Brief » Below are the records; locate each line with the word "this" and copy it.

Dataset content »

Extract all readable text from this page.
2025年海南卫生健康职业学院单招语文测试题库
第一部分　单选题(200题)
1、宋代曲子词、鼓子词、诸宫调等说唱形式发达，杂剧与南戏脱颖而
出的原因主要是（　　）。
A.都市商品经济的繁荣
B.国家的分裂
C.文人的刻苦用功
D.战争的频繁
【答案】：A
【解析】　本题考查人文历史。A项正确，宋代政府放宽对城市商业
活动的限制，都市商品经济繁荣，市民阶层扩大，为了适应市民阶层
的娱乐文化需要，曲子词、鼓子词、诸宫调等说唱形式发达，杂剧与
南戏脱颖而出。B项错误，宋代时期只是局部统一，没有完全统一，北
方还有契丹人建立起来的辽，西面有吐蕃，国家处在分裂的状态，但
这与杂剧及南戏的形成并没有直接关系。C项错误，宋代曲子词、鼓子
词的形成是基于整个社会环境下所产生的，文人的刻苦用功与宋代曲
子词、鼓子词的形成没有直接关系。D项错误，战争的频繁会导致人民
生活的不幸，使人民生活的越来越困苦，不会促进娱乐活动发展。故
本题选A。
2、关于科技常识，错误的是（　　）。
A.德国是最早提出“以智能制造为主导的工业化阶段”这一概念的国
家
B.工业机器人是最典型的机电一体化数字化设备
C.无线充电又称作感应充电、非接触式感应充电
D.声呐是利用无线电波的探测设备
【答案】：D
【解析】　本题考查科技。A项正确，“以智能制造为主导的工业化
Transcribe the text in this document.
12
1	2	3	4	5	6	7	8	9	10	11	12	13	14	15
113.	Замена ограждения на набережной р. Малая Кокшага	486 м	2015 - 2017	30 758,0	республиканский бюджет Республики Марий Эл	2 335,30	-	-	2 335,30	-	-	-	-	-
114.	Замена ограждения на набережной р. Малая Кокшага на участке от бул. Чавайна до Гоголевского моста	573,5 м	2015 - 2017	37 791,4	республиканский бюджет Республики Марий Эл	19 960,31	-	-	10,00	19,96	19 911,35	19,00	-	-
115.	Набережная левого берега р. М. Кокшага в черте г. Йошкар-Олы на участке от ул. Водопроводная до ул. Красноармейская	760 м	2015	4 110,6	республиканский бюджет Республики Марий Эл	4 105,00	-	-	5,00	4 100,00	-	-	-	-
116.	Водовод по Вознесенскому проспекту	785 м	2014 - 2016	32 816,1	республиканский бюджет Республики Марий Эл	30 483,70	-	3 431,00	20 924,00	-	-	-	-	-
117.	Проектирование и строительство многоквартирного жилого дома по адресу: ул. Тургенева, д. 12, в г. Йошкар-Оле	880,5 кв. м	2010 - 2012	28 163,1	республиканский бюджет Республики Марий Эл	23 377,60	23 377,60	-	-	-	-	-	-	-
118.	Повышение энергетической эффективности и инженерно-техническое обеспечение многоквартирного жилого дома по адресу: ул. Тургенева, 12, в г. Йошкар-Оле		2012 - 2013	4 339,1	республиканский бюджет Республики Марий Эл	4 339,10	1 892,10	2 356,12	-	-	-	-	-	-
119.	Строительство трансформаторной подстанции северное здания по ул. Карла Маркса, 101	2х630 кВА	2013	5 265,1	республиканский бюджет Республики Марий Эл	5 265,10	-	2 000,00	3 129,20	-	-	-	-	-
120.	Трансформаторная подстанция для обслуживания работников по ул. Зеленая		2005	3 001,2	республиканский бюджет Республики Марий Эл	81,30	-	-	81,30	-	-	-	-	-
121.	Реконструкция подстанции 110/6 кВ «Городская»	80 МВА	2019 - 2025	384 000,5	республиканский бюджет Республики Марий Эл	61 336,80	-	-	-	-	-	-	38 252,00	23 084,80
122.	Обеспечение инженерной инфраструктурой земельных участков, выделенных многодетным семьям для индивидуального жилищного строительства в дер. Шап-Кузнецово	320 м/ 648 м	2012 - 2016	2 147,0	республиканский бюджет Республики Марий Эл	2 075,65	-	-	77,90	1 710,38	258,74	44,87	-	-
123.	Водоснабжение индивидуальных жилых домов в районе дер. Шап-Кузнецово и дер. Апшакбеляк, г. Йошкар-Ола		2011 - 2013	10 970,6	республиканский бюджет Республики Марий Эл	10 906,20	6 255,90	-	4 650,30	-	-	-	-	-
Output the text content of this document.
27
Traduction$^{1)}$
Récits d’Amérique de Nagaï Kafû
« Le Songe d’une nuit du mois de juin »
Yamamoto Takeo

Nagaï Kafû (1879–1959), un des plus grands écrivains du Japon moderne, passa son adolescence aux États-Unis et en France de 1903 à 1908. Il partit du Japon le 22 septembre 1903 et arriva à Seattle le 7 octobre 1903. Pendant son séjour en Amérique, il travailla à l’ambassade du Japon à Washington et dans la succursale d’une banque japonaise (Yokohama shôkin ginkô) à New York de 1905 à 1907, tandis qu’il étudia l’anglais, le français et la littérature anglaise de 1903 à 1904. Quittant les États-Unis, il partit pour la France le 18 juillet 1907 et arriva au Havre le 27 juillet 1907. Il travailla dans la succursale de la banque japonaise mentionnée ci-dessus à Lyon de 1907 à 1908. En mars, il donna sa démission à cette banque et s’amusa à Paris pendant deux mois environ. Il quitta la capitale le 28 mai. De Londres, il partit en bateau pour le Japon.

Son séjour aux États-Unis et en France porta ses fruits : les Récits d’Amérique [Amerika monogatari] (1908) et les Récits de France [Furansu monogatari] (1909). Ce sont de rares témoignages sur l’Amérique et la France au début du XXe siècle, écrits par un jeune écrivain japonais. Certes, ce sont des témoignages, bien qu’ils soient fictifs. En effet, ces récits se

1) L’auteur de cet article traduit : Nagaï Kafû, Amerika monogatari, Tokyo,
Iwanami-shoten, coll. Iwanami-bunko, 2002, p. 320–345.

Answer in full »
Extract all readable text from this page.
Transcribe the text in this document.
Output the text content of this document.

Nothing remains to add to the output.